Task statement: Arrange as a numbered list, with blank lines omitted, only the lines of the listing beginning with the line containing "section-label: Decsription —" and continuing through the line containing "label-skills: skills — [492, 323, 528, 339]".

Provided data:
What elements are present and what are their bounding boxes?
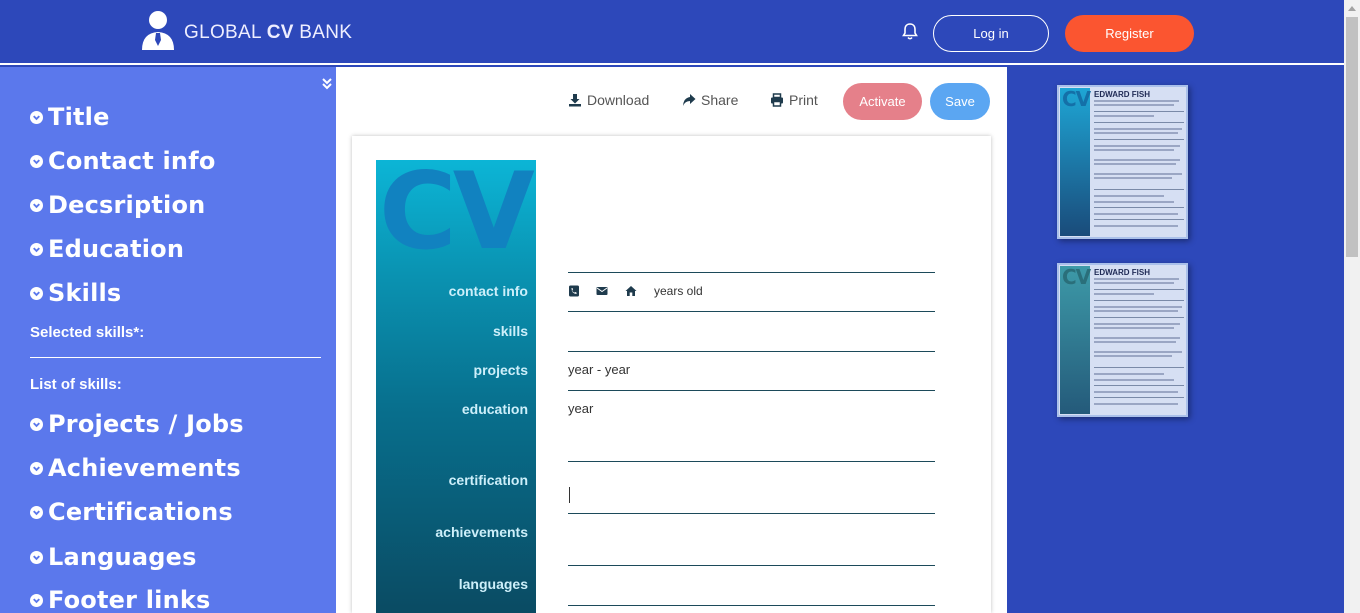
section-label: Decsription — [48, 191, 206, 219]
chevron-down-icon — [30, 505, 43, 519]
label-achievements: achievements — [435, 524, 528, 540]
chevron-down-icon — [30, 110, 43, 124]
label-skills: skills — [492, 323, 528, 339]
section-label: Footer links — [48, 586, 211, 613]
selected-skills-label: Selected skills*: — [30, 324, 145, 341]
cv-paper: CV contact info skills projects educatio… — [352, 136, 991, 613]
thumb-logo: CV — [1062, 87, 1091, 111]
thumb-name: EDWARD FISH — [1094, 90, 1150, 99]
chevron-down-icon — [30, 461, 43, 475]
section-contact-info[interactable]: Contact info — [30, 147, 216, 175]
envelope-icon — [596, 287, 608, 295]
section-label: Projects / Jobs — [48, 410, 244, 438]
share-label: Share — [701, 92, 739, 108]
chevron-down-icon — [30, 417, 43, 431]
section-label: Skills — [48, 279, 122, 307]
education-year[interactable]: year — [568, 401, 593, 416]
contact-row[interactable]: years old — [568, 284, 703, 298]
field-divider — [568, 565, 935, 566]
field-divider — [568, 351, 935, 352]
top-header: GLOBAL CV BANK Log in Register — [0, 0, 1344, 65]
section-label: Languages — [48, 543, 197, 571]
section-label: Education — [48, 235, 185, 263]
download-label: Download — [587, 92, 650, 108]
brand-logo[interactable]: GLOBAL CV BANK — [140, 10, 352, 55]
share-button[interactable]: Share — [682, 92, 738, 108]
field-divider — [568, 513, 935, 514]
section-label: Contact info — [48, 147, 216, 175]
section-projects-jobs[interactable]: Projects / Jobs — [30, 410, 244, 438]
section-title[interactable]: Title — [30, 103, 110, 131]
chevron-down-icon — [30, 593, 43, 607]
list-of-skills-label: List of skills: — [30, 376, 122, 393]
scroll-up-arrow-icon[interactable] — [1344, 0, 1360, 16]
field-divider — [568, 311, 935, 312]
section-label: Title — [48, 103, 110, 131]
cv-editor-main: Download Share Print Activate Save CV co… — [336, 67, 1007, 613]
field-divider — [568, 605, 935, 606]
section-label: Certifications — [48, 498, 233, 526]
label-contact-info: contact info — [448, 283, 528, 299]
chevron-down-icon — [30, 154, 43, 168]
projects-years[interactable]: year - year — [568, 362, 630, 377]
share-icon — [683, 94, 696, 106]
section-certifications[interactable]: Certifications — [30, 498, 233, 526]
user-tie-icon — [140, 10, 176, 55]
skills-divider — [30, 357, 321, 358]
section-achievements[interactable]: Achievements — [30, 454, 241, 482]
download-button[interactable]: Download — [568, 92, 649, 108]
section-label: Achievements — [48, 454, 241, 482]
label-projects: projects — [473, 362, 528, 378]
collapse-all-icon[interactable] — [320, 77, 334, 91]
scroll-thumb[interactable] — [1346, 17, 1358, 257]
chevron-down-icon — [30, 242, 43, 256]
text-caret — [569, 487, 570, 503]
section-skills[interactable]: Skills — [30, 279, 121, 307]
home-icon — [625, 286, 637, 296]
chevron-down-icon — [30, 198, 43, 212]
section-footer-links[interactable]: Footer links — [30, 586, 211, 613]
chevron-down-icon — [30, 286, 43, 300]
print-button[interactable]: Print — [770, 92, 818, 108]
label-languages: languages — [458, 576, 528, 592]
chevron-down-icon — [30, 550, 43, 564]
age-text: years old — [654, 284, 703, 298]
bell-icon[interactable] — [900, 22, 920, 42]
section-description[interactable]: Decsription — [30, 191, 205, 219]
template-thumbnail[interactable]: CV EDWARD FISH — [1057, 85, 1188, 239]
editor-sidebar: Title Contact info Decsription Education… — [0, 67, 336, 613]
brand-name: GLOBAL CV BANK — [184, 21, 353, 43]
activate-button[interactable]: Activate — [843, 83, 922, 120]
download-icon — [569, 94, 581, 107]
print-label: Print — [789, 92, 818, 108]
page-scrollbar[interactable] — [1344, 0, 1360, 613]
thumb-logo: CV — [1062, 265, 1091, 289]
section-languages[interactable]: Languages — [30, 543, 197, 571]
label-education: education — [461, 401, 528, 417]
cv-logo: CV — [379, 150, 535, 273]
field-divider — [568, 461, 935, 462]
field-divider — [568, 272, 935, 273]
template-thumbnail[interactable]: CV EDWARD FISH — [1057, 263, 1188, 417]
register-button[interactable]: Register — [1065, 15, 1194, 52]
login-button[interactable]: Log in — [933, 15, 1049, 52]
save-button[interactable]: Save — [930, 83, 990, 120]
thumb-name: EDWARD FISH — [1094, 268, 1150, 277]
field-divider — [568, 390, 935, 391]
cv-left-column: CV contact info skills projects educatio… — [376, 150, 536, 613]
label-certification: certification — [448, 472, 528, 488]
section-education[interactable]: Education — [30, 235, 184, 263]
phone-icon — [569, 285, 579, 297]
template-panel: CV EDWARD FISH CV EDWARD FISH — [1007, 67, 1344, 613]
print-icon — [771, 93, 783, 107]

...

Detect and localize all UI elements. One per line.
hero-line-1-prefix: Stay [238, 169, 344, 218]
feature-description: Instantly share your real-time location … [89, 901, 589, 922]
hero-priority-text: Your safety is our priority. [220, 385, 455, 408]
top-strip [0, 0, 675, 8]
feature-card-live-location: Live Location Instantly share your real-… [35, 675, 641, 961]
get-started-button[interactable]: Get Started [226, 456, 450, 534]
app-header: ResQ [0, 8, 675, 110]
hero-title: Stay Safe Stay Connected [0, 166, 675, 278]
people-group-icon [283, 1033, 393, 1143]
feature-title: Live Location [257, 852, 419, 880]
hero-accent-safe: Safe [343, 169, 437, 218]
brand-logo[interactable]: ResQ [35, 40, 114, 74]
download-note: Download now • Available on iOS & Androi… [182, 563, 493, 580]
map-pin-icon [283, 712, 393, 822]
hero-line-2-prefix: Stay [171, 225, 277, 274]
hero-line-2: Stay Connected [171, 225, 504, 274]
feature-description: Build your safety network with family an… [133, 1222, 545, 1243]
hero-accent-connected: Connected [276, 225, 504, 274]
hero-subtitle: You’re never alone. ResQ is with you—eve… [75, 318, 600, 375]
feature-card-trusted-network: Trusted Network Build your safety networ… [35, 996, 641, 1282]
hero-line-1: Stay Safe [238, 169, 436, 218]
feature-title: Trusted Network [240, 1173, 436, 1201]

Result of the exercise:
1. section-label: Decsription — [48, 191, 206, 219]
2. chevron-down-icon — [30, 505, 43, 519]
3. label-achievements: achievements — [435, 524, 528, 540]
4. chevron-down-icon — [30, 110, 43, 124]
5. label-skills: skills — [492, 323, 528, 339]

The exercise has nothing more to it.